* **Records supplied**:
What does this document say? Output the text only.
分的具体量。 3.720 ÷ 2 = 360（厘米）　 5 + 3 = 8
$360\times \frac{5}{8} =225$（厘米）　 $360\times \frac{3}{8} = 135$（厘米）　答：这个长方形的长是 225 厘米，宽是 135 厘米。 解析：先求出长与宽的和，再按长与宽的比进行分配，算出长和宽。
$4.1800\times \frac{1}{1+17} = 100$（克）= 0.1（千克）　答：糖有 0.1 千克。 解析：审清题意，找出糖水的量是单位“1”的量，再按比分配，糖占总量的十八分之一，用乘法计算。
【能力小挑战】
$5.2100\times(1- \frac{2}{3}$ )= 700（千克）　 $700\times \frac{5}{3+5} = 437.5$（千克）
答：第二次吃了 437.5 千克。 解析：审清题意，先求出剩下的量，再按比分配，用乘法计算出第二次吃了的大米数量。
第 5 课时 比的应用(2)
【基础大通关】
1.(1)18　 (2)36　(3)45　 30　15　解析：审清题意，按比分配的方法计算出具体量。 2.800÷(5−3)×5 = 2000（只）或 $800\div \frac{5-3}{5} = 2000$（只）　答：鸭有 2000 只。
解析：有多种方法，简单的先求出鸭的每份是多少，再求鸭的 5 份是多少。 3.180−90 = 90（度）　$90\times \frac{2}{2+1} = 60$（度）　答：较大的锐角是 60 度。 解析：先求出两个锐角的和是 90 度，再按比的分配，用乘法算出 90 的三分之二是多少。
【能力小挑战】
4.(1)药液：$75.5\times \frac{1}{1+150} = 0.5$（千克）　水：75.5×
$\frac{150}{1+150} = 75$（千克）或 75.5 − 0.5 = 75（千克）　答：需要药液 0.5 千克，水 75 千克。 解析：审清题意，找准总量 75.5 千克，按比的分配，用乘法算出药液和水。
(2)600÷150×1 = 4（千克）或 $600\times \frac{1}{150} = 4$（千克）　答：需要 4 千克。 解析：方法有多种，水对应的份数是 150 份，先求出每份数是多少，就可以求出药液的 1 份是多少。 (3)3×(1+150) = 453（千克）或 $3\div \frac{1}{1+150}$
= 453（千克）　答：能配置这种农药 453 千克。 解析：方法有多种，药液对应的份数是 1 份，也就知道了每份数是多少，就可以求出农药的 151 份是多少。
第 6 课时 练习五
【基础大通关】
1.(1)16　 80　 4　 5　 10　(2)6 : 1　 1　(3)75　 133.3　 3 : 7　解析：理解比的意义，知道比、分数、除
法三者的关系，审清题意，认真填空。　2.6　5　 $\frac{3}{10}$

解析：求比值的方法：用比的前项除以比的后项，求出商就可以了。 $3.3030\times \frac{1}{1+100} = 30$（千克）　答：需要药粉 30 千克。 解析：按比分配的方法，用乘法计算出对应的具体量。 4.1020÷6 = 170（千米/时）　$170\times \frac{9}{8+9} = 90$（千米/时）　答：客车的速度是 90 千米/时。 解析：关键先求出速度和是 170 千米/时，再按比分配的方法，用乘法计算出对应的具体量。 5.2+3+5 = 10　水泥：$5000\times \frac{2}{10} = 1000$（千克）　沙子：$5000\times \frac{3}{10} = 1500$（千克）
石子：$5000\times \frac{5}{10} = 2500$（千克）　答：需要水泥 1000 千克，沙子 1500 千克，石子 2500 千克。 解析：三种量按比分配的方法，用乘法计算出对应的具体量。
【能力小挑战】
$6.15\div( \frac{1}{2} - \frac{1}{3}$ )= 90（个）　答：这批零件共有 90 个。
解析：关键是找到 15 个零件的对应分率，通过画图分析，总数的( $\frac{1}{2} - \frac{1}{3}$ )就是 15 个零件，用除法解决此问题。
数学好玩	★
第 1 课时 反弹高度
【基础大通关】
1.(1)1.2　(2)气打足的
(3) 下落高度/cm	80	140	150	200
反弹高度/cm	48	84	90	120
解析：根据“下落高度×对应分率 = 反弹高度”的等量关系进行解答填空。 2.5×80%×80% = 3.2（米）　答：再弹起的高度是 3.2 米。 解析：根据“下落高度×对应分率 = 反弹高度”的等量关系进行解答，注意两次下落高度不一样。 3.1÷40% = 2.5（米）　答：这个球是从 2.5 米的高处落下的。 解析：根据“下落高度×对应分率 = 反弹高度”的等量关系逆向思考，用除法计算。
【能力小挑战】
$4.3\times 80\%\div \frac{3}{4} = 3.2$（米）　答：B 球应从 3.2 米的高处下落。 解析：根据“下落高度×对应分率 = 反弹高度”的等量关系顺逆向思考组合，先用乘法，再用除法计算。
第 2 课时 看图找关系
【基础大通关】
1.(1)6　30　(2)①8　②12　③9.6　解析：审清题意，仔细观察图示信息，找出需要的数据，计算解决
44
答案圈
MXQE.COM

* **What you are asked to do**: Retype the material in full, character for character.

* **Solution**:
What does this document say? Output the text only.
分的具体量。 3.720 ÷ 2 = 360（厘米）　 5 + 3 = 8
$360\times \frac{5}{8} =225$（厘米）　 $360\times \frac{3}{8} = 135$（厘米）　答：这个长方形的长是 225 厘米，宽是 135 厘米。 解析：先求出长与宽的和，再按长与宽的比进行分配，算出长和宽。
$4.1800\times \frac{1}{1+17} = 100$（克）= 0.1（千克）　答：糖有 0.1 千克。 解析：审清题意，找出糖水的量是单位“1”的量，再按比分配，糖占总量的十八分之一，用乘法计算。
【能力小挑战】
$5.2100\times(1- \frac{2}{3}$ )= 700（千克）　 $700\times \frac{5}{3+5} = 437.5$（千克）
答：第二次吃了 437.5 千克。 解析：审清题意，先求出剩下的量，再按比分配，用乘法计算出第二次吃了的大米数量。
第 5 课时 比的应用(2)
【基础大通关】
1.(1)18　 (2)36　(3)45　 30　15　解析：审清题意，按比分配的方法计算出具体量。 2.800÷(5−3)×5 = 2000（只）或 $800\div \frac{5-3}{5} = 2000$（只）　答：鸭有 2000 只。
解析：有多种方法，简单的先求出鸭的每份是多少，再求鸭的 5 份是多少。 3.180−90 = 90（度）　$90\times \frac{2}{2+1} = 60$（度）　答：较大的锐角是 60 度。 解析：先求出两个锐角的和是 90 度，再按比的分配，用乘法算出 90 的三分之二是多少。
【能力小挑战】
4.(1)药液：$75.5\times \frac{1}{1+150} = 0.5$（千克）　水：75.5×
$\frac{150}{1+150} = 75$（千克）或 75.5 − 0.5 = 75（千克）　答：需要药液 0.5 千克，水 75 千克。 解析：审清题意，找准总量 75.5 千克，按比的分配，用乘法算出药液和水。
(2)600÷150×1 = 4（千克）或 $600\times \frac{1}{150} = 4$（千克）　答：需要 4 千克。 解析：方法有多种，水对应的份数是 150 份，先求出每份数是多少，就可以求出药液的 1 份是多少。 (3)3×(1+150) = 453（千克）或 $3\div \frac{1}{1+150}$
= 453（千克）　答：能配置这种农药 453 千克。 解析：方法有多种，药液对应的份数是 1 份，也就知道了每份数是多少，就可以求出农药的 151 份是多少。
第 6 课时 练习五
【基础大通关】
1.(1)16　 80　 4　 5　 10　(2)6 : 1　 1　(3)75　 133.3　 3 : 7　解析：理解比的意义，知道比、分数、除
法三者的关系，审清题意，认真填空。　2.6　5　 $\frac{3}{10}$

解析：求比值的方法：用比的前项除以比的后项，求出商就可以了。 $3.3030\times \frac{1}{1+100} = 30$（千克）　答：需要药粉 30 千克。 解析：按比分配的方法，用乘法计算出对应的具体量。 4.1020÷6 = 170（千米/时）　$170\times \frac{9}{8+9} = 90$（千米/时）　答：客车的速度是 90 千米/时。 解析：关键先求出速度和是 170 千米/时，再按比分配的方法，用乘法计算出对应的具体量。 5.2+3+5 = 10　水泥：$5000\times \frac{2}{10} = 1000$（千克）　沙子：$5000\times \frac{3}{10} = 1500$（千克）
石子：$5000\times \frac{5}{10} = 2500$（千克）　答：需要水泥 1000 千克，沙子 1500 千克，石子 2500 千克。 解析：三种量按比分配的方法，用乘法计算出对应的具体量。
【能力小挑战】
$6.15\div( \frac{1}{2} - \frac{1}{3}$ )= 90（个）　答：这批零件共有 90 个。
解析：关键是找到 15 个零件的对应分率，通过画图分析，总数的( $\frac{1}{2} - \frac{1}{3}$ )就是 15 个零件，用除法解决此问题。
数学好玩	★
第 1 课时 反弹高度
【基础大通关】
1.(1)1.2　(2)气打足的
(3) 下落高度/cm	80	140	150	200
反弹高度/cm	48	84	90	120
解析：根据“下落高度×对应分率 = 反弹高度”的等量关系进行解答填空。 2.5×80%×80% = 3.2（米）　答：再弹起的高度是 3.2 米。 解析：根据“下落高度×对应分率 = 反弹高度”的等量关系进行解答，注意两次下落高度不一样。 3.1÷40% = 2.5（米）　答：这个球是从 2.5 米的高处落下的。 解析：根据“下落高度×对应分率 = 反弹高度”的等量关系逆向思考，用除法计算。
【能力小挑战】
$4.3\times 80\%\div \frac{3}{4} = 3.2$（米）　答：B 球应从 3.2 米的高处下落。 解析：根据“下落高度×对应分率 = 反弹高度”的等量关系顺逆向思考组合，先用乘法，再用除法计算。
第 2 课时 看图找关系
【基础大通关】
1.(1)6　30　(2)①8　②12　③9.6　解析：审清题意，仔细观察图示信息，找出需要的数据，计算解决
44
答案圈
MXQE.COM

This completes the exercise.